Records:
• • • • • • •
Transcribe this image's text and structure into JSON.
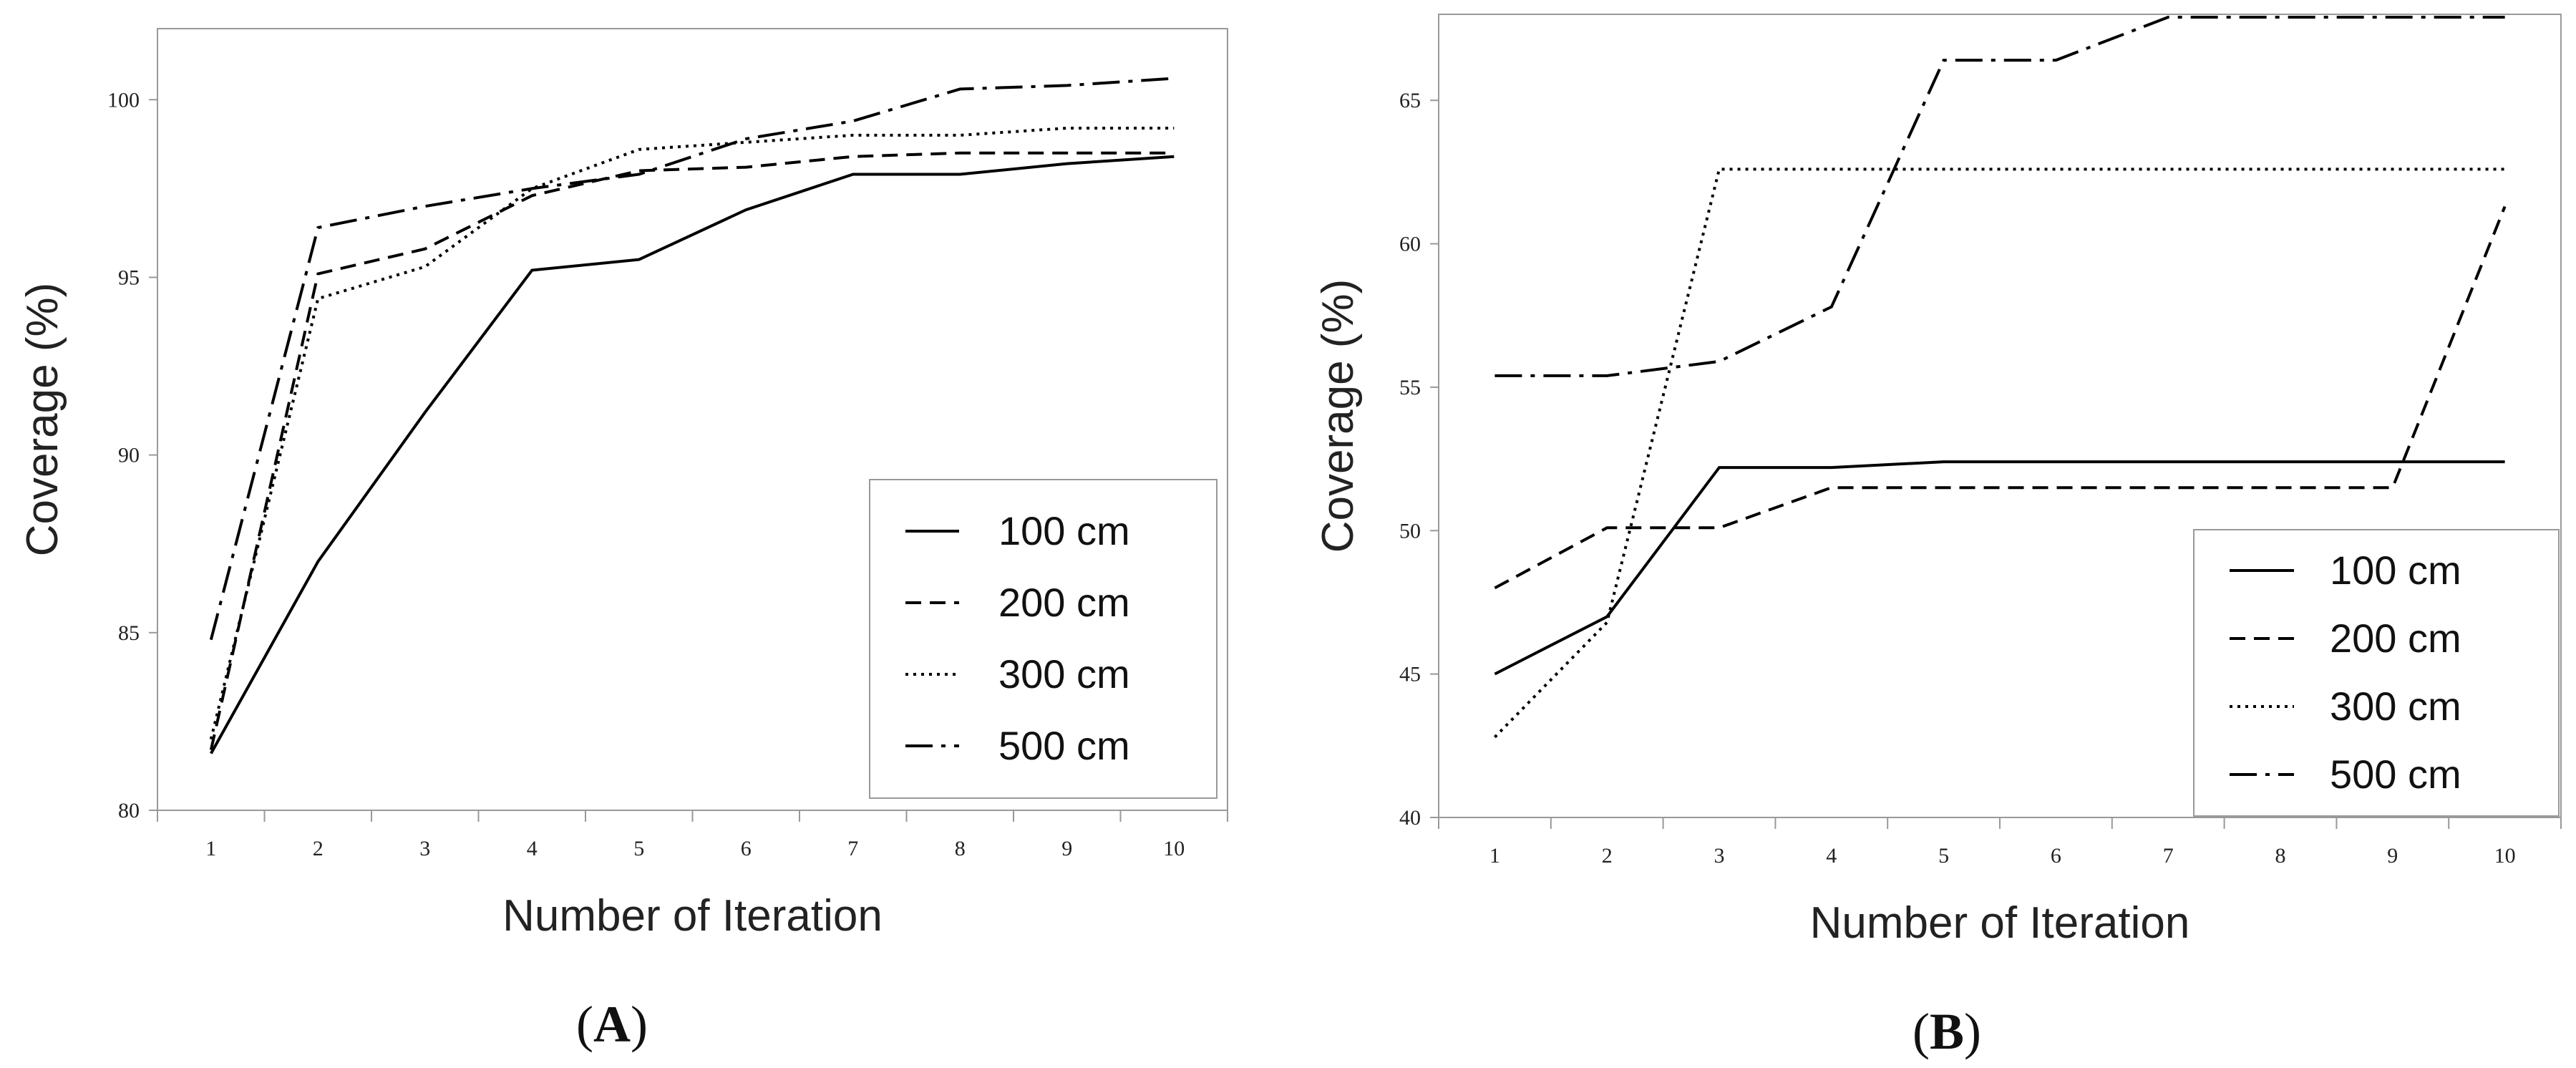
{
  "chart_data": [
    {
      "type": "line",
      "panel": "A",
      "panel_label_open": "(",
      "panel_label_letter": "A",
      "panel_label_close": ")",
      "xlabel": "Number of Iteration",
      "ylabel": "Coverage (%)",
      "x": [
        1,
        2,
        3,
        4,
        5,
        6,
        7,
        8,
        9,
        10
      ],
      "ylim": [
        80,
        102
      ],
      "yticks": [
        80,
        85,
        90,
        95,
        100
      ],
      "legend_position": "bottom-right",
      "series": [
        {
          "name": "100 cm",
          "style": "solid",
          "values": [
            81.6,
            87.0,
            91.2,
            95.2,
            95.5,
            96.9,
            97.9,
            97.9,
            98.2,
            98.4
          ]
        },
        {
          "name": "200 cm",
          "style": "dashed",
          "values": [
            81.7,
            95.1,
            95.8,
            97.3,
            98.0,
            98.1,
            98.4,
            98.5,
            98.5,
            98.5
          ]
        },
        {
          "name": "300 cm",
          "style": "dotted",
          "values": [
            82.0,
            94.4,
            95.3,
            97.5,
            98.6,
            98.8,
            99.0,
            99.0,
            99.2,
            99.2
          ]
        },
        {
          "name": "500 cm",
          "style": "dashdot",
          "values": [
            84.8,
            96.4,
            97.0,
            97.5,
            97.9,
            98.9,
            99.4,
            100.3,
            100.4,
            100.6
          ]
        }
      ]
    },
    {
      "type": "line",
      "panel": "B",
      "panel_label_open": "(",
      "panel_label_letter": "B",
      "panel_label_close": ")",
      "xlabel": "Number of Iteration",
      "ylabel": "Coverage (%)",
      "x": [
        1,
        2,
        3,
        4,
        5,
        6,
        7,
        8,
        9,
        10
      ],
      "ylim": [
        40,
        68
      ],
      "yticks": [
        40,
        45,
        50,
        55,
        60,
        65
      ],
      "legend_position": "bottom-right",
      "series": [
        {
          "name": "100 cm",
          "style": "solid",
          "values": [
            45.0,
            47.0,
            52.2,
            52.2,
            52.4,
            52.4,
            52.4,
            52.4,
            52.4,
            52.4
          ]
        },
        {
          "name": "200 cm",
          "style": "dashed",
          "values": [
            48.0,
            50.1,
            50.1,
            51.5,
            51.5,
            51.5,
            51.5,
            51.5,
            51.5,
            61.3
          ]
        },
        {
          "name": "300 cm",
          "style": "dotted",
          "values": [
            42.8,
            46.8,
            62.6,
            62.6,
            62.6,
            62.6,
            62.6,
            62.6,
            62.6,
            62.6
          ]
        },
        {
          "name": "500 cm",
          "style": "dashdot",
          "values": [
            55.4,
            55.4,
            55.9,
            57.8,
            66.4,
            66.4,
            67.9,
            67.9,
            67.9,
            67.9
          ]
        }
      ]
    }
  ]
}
• • • • • • •
YOUR GOAL. Quote each record exactly as it stands, minus the pictures.

SOLUTION TO THIS PROBLEM.
Transcribe this image's text and structure into JSON.
{
  "chart_data": [
    {
      "type": "line",
      "panel": "A",
      "panel_label_open": "(",
      "panel_label_letter": "A",
      "panel_label_close": ")",
      "xlabel": "Number of Iteration",
      "ylabel": "Coverage (%)",
      "x": [
        1,
        2,
        3,
        4,
        5,
        6,
        7,
        8,
        9,
        10
      ],
      "ylim": [
        80,
        102
      ],
      "yticks": [
        80,
        85,
        90,
        95,
        100
      ],
      "legend_position": "bottom-right",
      "series": [
        {
          "name": "100 cm",
          "style": "solid",
          "values": [
            81.6,
            87.0,
            91.2,
            95.2,
            95.5,
            96.9,
            97.9,
            97.9,
            98.2,
            98.4
          ]
        },
        {
          "name": "200 cm",
          "style": "dashed",
          "values": [
            81.7,
            95.1,
            95.8,
            97.3,
            98.0,
            98.1,
            98.4,
            98.5,
            98.5,
            98.5
          ]
        },
        {
          "name": "300 cm",
          "style": "dotted",
          "values": [
            82.0,
            94.4,
            95.3,
            97.5,
            98.6,
            98.8,
            99.0,
            99.0,
            99.2,
            99.2
          ]
        },
        {
          "name": "500 cm",
          "style": "dashdot",
          "values": [
            84.8,
            96.4,
            97.0,
            97.5,
            97.9,
            98.9,
            99.4,
            100.3,
            100.4,
            100.6
          ]
        }
      ]
    },
    {
      "type": "line",
      "panel": "B",
      "panel_label_open": "(",
      "panel_label_letter": "B",
      "panel_label_close": ")",
      "xlabel": "Number of Iteration",
      "ylabel": "Coverage (%)",
      "x": [
        1,
        2,
        3,
        4,
        5,
        6,
        7,
        8,
        9,
        10
      ],
      "ylim": [
        40,
        68
      ],
      "yticks": [
        40,
        45,
        50,
        55,
        60,
        65
      ],
      "legend_position": "bottom-right",
      "series": [
        {
          "name": "100 cm",
          "style": "solid",
          "values": [
            45.0,
            47.0,
            52.2,
            52.2,
            52.4,
            52.4,
            52.4,
            52.4,
            52.4,
            52.4
          ]
        },
        {
          "name": "200 cm",
          "style": "dashed",
          "values": [
            48.0,
            50.1,
            50.1,
            51.5,
            51.5,
            51.5,
            51.5,
            51.5,
            51.5,
            61.3
          ]
        },
        {
          "name": "300 cm",
          "style": "dotted",
          "values": [
            42.8,
            46.8,
            62.6,
            62.6,
            62.6,
            62.6,
            62.6,
            62.6,
            62.6,
            62.6
          ]
        },
        {
          "name": "500 cm",
          "style": "dashdot",
          "values": [
            55.4,
            55.4,
            55.9,
            57.8,
            66.4,
            66.4,
            67.9,
            67.9,
            67.9,
            67.9
          ]
        }
      ]
    }
  ]
}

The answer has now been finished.